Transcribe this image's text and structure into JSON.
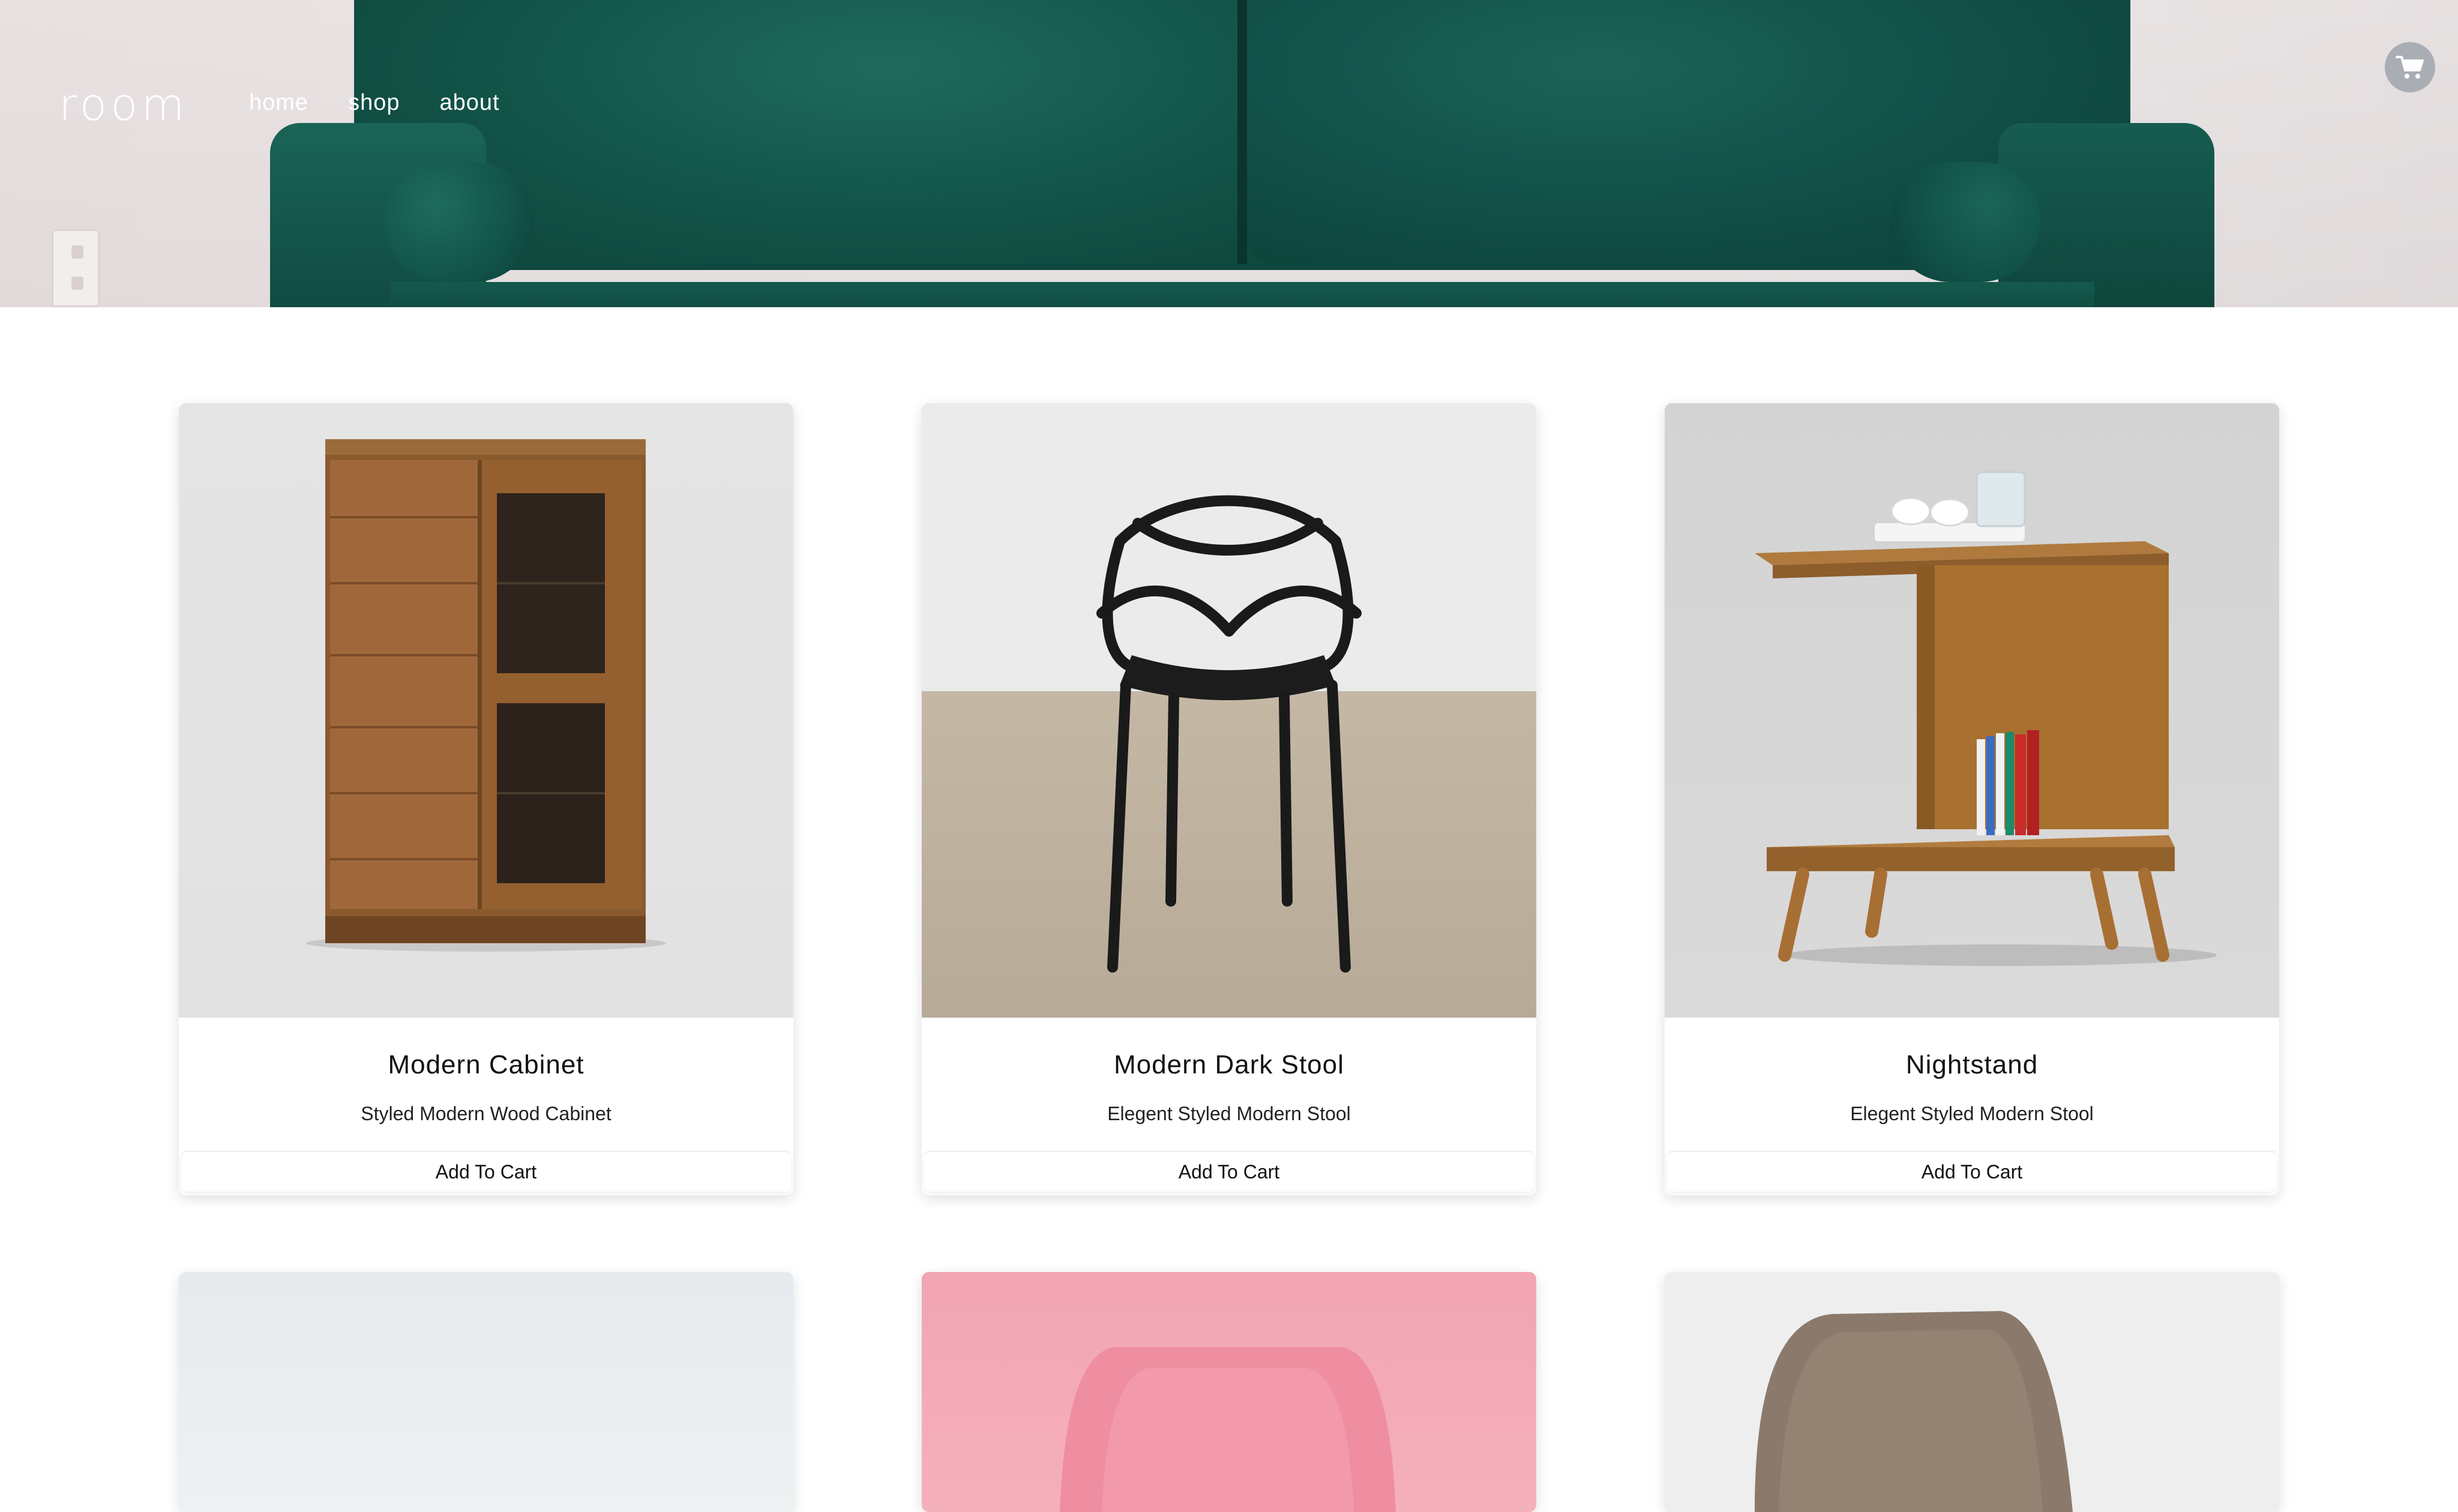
{
  "brand": {
    "logo": "room"
  },
  "nav": {
    "items": [
      "home",
      "shop",
      "about"
    ]
  },
  "cart": {
    "icon": "cart-icon"
  },
  "products": [
    {
      "title": "Modern Cabinet",
      "subtitle": "Styled Modern Wood Cabinet",
      "button": "Add To Cart"
    },
    {
      "title": "Modern Dark Stool",
      "subtitle": "Elegent Styled Modern Stool",
      "button": "Add To Cart"
    },
    {
      "title": "Nightstand",
      "subtitle": "Elegent Styled Modern Stool",
      "button": "Add To Cart"
    }
  ],
  "colors": {
    "accent_sofa": "#14584c",
    "cart_button": "#a9aeb4"
  }
}
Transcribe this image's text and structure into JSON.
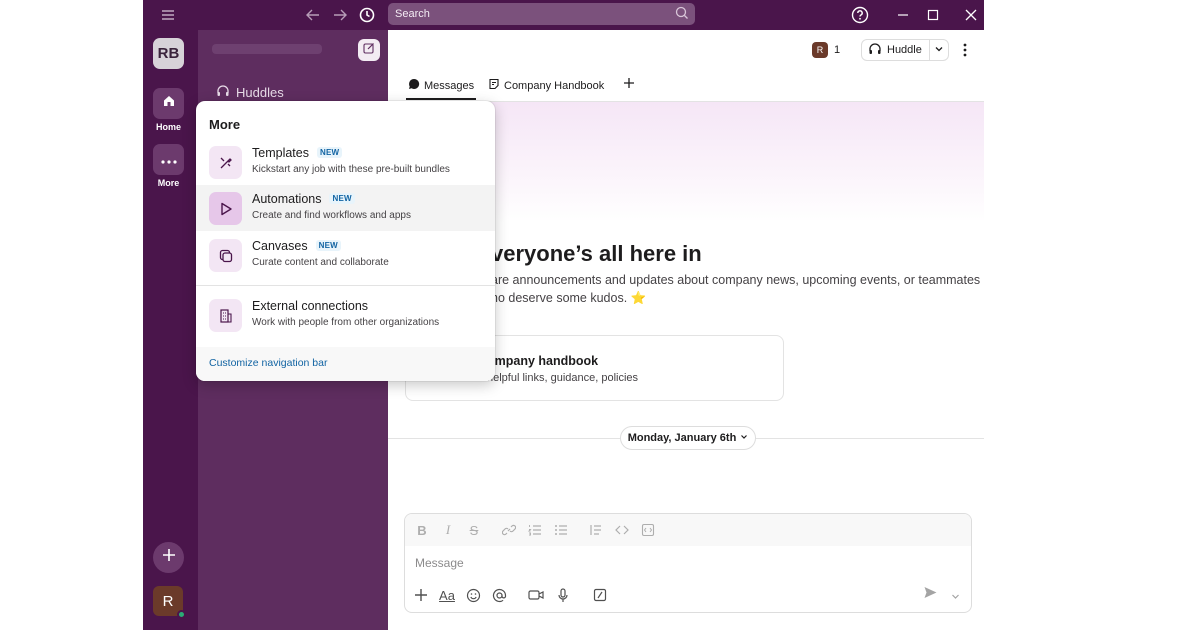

> **Problem requirements**
From start to finish, output the listing exactly, but omit its pictures.

> **Response below**
Transcribe this image's text and structure into JSON.
{
  "brand": {
    "logo": "room"
  },
  "nav": {
    "items": [
      "home",
      "shop",
      "about"
    ]
  },
  "cart": {
    "icon": "cart-icon"
  },
  "products": [
    {
      "title": "Modern Cabinet",
      "subtitle": "Styled Modern Wood Cabinet",
      "button": "Add To Cart"
    },
    {
      "title": "Modern Dark Stool",
      "subtitle": "Elegent Styled Modern Stool",
      "button": "Add To Cart"
    },
    {
      "title": "Nightstand",
      "subtitle": "Elegent Styled Modern Stool",
      "button": "Add To Cart"
    }
  ],
  "colors": {
    "accent_sofa": "#14584c",
    "cart_button": "#a9aeb4"
  }
}
Transcribe this image's text and structure into JSON.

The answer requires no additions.